>> start Data records

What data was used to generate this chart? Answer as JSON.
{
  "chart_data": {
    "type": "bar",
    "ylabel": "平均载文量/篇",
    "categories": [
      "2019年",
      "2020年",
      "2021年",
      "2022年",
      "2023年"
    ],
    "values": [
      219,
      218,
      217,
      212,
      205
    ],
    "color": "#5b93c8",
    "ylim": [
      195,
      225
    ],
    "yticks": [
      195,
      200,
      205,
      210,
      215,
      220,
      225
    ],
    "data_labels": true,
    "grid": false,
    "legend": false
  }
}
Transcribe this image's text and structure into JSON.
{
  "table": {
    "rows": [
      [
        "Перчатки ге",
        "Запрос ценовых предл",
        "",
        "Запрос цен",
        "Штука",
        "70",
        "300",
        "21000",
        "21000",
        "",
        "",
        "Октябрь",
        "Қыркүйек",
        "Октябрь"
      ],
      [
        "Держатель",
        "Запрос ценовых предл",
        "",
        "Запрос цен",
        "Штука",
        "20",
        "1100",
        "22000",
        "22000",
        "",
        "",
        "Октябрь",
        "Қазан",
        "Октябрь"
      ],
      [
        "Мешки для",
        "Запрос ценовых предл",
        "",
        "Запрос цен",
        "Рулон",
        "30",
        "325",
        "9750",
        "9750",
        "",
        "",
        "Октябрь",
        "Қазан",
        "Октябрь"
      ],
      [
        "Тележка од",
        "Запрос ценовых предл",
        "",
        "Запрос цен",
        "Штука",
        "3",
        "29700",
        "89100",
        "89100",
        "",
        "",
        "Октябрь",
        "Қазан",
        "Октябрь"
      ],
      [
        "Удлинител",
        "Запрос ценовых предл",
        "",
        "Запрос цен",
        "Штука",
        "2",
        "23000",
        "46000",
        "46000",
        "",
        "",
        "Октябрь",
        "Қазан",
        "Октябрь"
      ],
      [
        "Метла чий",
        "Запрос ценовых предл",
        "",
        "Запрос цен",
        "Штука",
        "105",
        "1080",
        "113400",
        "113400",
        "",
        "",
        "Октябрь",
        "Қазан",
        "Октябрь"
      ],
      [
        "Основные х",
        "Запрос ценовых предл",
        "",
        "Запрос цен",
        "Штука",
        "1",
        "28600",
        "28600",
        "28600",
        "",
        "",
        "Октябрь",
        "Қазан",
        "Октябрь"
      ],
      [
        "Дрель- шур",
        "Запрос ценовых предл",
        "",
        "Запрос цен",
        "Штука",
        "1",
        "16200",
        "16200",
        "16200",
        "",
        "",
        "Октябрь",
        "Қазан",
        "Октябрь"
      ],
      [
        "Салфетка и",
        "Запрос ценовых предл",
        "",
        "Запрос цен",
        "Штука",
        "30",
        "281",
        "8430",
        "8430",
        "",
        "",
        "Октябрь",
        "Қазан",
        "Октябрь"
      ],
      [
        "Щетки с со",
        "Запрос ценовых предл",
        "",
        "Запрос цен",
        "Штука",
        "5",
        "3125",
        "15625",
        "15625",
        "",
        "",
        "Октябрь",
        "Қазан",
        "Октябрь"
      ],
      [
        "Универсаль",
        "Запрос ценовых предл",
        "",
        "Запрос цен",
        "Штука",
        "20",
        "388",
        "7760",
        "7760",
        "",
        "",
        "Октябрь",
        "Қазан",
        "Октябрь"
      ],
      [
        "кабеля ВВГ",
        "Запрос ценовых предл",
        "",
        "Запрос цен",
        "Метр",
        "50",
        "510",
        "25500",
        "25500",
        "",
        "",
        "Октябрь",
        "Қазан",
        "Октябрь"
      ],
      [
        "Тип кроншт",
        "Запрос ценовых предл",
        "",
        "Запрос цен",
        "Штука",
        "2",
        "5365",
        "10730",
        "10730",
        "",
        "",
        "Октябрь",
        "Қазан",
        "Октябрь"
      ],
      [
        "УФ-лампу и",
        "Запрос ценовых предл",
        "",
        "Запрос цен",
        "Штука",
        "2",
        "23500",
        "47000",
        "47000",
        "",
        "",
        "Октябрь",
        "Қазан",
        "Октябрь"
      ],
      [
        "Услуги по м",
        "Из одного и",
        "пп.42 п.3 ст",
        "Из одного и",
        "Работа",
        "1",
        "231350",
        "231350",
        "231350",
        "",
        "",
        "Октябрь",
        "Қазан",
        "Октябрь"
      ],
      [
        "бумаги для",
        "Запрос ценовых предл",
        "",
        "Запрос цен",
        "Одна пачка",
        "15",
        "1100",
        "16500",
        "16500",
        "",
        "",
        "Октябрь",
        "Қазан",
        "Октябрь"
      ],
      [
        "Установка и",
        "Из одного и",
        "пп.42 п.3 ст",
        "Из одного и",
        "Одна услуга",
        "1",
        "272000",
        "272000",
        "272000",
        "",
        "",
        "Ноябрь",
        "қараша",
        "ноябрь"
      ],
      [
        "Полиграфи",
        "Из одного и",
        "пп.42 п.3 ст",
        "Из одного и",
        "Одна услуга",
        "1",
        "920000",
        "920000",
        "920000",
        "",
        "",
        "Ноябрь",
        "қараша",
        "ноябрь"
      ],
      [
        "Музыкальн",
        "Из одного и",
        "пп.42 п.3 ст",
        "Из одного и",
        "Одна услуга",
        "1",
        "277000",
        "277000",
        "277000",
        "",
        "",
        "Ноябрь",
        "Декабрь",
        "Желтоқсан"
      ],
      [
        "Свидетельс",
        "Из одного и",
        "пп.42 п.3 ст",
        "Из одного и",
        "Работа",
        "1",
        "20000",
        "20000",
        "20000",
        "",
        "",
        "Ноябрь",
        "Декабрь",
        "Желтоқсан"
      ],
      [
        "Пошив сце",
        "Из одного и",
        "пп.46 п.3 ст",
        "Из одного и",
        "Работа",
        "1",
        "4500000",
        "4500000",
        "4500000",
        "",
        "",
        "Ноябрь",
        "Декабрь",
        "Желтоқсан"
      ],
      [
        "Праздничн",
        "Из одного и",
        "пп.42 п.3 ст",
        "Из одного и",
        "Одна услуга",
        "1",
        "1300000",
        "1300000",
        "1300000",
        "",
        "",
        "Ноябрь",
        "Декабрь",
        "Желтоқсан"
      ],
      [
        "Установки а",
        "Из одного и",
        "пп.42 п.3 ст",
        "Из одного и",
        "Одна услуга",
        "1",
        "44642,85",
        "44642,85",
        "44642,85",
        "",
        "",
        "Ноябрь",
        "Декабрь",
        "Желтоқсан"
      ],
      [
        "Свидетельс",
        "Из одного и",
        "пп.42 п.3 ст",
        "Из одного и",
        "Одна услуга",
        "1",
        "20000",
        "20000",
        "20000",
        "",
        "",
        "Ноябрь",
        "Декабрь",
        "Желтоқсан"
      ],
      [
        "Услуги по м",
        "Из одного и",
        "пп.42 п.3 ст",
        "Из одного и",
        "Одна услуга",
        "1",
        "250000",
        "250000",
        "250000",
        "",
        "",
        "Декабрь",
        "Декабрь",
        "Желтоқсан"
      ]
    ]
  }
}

>> end Data records

Return every line containing "this".

▸ Reply to the task
What data was used to generate this chart? Answer as JSON.
Transcribe this image's text and structure into JSON.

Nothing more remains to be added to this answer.